- _What is needed_: Look through the material and copy each line holding "console".

- _Stored entries_:
------------------------------

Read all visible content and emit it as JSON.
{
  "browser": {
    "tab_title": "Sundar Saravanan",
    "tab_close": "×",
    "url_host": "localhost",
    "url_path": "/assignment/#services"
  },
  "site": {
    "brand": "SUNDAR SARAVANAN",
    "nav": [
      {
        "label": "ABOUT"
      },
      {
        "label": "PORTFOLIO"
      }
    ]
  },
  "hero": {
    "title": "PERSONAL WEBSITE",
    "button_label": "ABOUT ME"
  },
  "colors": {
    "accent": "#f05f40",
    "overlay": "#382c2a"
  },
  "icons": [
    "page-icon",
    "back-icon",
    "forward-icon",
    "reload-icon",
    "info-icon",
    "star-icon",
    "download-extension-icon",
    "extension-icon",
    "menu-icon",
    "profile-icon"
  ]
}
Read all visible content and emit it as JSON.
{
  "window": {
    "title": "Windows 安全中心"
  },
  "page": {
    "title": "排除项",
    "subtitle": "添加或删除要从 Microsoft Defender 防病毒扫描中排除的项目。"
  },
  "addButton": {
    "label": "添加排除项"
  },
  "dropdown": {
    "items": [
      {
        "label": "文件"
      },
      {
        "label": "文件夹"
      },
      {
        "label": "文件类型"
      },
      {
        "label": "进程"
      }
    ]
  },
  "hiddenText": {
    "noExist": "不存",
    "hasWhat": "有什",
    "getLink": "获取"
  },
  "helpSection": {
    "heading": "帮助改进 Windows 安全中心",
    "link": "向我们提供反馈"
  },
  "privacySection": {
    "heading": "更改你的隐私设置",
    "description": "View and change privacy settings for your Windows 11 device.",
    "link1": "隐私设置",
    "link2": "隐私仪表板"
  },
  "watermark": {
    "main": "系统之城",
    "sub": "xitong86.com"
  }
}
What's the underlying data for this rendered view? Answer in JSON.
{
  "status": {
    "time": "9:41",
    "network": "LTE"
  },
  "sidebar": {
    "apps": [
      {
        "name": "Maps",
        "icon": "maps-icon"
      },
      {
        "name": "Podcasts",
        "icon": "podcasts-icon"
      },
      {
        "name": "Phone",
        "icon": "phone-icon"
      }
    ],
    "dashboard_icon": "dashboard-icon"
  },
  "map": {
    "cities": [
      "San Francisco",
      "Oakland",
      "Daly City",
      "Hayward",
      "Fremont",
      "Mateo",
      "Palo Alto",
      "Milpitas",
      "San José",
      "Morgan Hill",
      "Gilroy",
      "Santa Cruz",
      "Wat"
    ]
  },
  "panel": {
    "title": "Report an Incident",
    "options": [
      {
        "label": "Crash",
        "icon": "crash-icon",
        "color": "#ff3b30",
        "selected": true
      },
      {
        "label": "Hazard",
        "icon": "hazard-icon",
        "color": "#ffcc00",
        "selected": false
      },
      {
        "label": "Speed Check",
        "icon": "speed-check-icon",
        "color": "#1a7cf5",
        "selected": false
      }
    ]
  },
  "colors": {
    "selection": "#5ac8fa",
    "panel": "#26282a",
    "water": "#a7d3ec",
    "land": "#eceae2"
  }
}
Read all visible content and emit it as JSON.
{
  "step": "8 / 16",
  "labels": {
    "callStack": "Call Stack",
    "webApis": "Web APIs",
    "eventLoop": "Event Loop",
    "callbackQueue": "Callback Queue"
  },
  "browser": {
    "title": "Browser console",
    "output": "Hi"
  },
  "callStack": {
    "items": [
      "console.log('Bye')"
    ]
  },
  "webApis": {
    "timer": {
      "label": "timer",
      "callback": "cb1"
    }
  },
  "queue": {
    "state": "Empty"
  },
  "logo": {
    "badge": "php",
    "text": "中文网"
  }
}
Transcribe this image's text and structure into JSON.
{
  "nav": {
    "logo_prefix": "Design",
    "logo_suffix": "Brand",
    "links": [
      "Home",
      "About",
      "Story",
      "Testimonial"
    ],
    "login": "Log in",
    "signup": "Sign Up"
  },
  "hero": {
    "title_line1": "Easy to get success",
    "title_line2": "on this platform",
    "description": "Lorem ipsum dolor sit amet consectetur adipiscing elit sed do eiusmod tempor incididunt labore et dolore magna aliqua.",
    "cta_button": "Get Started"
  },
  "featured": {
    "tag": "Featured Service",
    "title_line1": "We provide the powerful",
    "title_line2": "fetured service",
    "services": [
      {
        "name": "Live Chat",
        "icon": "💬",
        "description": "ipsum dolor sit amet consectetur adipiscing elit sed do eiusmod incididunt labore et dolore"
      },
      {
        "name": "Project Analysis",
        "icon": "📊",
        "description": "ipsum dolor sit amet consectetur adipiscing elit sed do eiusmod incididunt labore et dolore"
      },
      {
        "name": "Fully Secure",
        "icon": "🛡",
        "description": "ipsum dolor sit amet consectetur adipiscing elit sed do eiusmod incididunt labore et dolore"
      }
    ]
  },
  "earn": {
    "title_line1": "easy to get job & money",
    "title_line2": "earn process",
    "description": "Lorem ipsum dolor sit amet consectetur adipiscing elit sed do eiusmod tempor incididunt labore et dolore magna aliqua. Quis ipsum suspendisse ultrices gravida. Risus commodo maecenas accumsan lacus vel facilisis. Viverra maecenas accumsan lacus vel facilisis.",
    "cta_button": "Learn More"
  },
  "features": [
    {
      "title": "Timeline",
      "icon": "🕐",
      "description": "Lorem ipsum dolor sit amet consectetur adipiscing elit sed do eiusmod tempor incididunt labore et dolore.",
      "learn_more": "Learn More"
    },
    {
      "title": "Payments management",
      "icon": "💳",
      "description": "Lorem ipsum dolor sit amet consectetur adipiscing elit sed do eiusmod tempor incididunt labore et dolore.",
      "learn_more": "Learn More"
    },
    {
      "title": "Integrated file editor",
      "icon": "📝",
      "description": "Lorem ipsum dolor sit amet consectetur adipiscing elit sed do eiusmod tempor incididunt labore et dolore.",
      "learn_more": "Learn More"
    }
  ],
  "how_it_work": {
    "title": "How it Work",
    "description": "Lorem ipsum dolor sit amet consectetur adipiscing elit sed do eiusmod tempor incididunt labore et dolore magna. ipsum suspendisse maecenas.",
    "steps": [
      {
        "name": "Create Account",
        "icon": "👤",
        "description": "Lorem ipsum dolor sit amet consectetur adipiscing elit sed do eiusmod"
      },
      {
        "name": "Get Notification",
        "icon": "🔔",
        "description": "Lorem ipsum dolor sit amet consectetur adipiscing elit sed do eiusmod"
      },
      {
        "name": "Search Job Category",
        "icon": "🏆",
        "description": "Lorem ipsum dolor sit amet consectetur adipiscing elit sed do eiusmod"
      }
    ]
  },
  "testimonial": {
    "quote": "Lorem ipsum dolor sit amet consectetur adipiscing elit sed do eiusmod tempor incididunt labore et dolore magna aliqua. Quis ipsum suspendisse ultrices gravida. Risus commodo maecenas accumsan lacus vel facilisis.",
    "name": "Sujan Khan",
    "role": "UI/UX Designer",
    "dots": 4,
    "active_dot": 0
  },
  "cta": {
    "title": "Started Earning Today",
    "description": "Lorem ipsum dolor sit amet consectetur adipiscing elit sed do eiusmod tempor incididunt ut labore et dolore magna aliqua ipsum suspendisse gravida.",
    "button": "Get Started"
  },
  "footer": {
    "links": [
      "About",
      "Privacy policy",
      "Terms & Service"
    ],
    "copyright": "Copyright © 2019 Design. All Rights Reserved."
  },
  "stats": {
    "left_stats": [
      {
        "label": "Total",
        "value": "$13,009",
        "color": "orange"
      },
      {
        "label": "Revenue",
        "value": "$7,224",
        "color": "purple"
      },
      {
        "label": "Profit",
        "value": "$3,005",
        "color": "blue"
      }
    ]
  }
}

------------------------------

- _The reply_:
    "title": "Browser console",
      "console.log('Bye')"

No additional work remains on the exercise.